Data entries

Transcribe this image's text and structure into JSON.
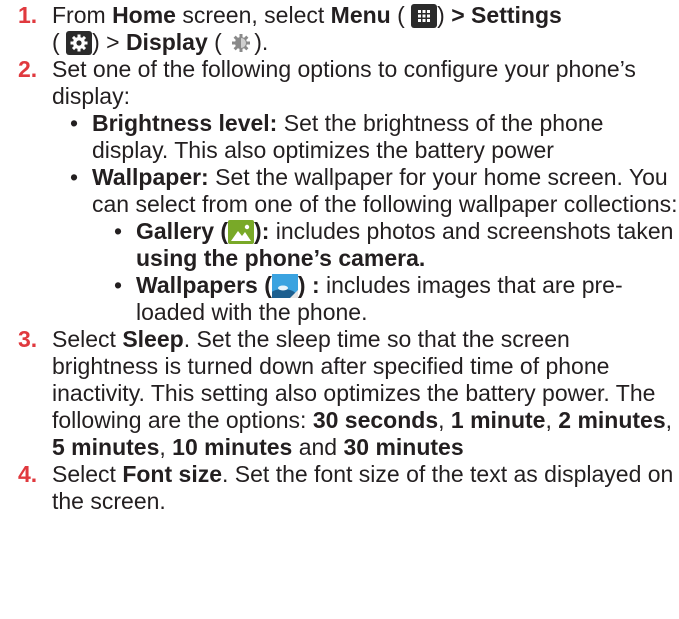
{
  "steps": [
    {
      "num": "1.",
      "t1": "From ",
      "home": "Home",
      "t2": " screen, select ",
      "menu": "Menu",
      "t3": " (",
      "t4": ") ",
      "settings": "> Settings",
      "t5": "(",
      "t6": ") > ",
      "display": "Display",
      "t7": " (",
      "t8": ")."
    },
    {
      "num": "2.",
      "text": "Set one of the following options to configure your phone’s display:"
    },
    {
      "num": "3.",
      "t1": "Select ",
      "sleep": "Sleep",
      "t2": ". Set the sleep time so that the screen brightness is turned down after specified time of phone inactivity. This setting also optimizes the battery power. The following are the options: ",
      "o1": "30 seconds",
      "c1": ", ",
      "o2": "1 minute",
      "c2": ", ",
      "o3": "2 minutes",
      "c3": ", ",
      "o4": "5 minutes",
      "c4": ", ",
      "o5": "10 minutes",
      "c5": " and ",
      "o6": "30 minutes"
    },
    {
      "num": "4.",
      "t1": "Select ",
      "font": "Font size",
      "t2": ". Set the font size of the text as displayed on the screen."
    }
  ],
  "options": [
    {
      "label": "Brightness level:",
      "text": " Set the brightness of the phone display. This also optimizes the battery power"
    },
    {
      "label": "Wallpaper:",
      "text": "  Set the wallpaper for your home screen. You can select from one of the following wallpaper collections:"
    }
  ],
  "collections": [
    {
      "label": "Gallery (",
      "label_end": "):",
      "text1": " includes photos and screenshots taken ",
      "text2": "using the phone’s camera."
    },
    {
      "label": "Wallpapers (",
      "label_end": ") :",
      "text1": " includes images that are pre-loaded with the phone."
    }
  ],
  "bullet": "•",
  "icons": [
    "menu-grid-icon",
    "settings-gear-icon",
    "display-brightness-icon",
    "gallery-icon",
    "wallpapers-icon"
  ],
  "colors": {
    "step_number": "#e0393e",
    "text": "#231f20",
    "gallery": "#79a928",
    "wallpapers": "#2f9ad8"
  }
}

WHAT THE TASK REQUIRES => The required output is the number of lines containing the word "sleep", and nothing besides.

THE RESPONSE => 2